The Victor Pinchuk Foundation Held The 2nd Munich Ukrainian Lunch

18 February 2018

On February 17, 2018, the Victor Pinchuk Foundation and Yalta European Strategy (YES) held the 2ndMunich Ukrainian Lunch, titled “Ukraine on the Frontlines of a New Kind of Warfare: Lessons for the West, and Prospects for Peace” that was organized at the occasion of the Munich Security Conference.

On February 17, 2018, the Victor Pinchuk Foundation and Yalta European Strategy (YES) held the 2ndMunich Ukrainian Lunch, titled “Ukraine on the Frontlines of a New Kind of Warfare: Lessons for the West, and Prospects for Peace” that was organized at the occasion of the Munich Security Conference. International decision makers and opinion leaders from the security sphere, prominent figures from politics and business, experts and media from Ukraine and the world came together to discuss the ways to peace in Ukraine and the lessons that Ukraine’s experience can teach its international partners.

The panel discussion with Dr. Robert Gates, 22nd U.S. Secretary of Defense (2006-2011), Wolfgang Ischinger,Chairman of the Munich Security Conference, Pavlo Klimkin, Minister of Foreign Affairs of Ukraineand Kurt Volker, United States Special Representative for Ukraine Negotiations and Anders Samuelsen, Minister for Foreign Affairs of Denmark, started with the opening remarks by Chrystia Freeland, Minister of Foreign Affairs of Canada. Stephen Sackur, Presenter, HARDtalk, BBC World News, moderated the discussion.

□ □ □ □

*Given exercise 1:* Render this sentence from the article on the 2nd Munich Ukrainian Lunch into French: "International decision makers and opinion leaders from the security sphere, prominent figures from politics and business, experts and media from Ukraine and the world came together to discuss the ways to peace in Ukraine and the lessons that Ukraine’s experience can teach its international partners."
*Given exercise 2:* Write the next part of the article on the 2nd Munich Ukrainian Lunch, beginning after its final sentence.

*Records provided:*
□ □ □ □

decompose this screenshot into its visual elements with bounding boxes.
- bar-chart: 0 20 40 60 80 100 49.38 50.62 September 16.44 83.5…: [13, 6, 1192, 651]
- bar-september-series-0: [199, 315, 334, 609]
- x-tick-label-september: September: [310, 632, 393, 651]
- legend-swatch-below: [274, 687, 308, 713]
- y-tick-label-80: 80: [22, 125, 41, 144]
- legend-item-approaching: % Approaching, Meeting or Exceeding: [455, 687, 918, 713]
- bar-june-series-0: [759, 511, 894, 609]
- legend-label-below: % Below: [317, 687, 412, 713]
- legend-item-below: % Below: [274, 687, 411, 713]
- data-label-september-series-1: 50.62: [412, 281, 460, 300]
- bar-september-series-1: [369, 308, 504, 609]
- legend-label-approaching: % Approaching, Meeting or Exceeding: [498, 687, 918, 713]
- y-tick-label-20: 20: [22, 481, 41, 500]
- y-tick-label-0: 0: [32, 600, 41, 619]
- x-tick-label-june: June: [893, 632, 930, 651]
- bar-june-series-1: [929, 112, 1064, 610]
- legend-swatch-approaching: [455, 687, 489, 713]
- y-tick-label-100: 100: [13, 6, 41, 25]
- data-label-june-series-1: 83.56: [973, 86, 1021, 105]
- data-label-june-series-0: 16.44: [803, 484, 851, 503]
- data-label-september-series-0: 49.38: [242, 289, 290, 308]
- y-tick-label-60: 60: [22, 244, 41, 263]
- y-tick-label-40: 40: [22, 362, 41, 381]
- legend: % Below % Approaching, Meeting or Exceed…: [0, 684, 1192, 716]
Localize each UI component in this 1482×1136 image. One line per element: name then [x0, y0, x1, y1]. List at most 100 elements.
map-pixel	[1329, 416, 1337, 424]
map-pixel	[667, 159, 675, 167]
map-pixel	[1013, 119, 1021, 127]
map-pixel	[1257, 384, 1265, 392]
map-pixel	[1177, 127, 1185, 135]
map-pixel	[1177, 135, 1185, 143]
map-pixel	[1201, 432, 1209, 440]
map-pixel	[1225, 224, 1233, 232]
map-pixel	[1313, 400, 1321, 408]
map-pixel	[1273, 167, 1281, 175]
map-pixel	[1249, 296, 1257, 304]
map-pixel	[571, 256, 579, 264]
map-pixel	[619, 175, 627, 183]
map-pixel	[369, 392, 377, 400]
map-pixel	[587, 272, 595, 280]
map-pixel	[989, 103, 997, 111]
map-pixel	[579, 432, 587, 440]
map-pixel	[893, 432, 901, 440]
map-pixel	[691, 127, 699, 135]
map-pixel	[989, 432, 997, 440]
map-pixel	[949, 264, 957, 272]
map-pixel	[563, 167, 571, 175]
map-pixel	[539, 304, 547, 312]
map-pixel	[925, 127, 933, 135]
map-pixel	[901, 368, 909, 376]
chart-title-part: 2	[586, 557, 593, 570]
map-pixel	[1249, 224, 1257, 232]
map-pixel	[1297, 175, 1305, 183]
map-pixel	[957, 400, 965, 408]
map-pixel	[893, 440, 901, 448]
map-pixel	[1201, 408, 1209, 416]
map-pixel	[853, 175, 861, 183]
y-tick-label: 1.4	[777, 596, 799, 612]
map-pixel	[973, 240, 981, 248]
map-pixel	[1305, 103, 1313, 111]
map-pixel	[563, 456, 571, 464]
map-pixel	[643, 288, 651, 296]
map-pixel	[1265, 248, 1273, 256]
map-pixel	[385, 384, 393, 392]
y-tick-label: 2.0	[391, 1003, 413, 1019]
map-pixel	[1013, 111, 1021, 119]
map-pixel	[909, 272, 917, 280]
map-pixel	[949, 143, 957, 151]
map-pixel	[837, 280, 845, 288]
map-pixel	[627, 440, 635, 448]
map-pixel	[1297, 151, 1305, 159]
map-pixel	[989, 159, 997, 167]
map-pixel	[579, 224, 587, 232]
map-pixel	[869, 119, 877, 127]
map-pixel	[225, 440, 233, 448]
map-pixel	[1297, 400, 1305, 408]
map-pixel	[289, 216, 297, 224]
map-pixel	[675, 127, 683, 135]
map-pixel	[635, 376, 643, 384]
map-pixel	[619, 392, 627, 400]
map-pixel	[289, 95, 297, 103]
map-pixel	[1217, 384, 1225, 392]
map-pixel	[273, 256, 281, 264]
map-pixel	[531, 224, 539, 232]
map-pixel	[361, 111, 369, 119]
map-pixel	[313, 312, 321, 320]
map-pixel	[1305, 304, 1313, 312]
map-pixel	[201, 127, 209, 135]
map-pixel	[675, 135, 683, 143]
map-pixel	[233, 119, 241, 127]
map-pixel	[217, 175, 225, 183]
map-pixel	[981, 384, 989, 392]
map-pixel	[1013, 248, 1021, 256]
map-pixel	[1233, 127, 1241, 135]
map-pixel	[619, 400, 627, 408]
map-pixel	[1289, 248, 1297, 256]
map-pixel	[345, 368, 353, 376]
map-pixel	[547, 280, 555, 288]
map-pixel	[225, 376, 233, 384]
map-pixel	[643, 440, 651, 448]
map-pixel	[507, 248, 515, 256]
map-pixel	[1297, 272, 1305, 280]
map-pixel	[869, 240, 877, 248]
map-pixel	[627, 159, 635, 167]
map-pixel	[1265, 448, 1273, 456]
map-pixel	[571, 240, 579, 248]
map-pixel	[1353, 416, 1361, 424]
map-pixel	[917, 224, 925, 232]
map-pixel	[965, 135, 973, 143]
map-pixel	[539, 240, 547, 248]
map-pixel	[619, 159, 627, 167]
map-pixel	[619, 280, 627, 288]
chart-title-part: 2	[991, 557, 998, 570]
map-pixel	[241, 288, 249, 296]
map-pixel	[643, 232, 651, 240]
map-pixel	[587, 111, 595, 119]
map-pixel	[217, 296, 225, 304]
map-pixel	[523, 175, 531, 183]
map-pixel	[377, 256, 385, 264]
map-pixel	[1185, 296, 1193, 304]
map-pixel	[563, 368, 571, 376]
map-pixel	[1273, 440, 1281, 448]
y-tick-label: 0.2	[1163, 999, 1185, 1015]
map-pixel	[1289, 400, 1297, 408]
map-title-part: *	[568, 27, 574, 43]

□ □ □ □

*Expected output 1:* Des décideurs internationaux et des leaders d'opinion du domaine de la sécurité, des personnalités éminentes du monde politique et des affaires, ainsi que des experts et des médias d'Ukraine et du monde entier se sont réunis pour discuter des voies menant à la paix en Ukraine et des enseignements que l'expérience de l'Ukraine peut apporter à ses partenaires internationaux.

*Expected output 2:*
When opening the event, Victor Pinchuk, businessman and philanthropist, said: “Without peace for Ukraine, there will be no security for Europe and the West. At the same time, our friends want to be sure that Ukrainians learn their lessons: Ukrainians must fight corruption, establish rule of law, reform our economy and our army. And look for ways to a solution together with our friends, maybe with UN peacekeeping forces.”

Chrystia Freeland stressed in her opening remarks: “Talking about the whole question of security, I think that it is important to us, the western leaders gathered here, to appreciate that we have an obligation to Ukraine. We have that obligation because the invasion of Ukraine, the annexation of Ukrainian territory is the most significant breach of the rules based international order in Europe since the Second World War. And this is also a breach of that order that has great implications for the question of the nuclear proliferation. Ukraine voluntarily gave up nuclear weapons in 1994 and signed the Budapest Memorandum. We have to stand for Ukraine not because our Ukrainian community in Canada and the good connections between the two countries. We stand with Ukraine because we stand with the rules based on international order, and this is one of the key battle grounds in the world. And talking about reforms… This is not a favor that Ukraine must do for the West. Economic and structural reforms are something Ukrainians must do for themselves, and Ukraine has to take ownership of those reforms. We hope so much that Ukraine will use this moment to the best advantage.”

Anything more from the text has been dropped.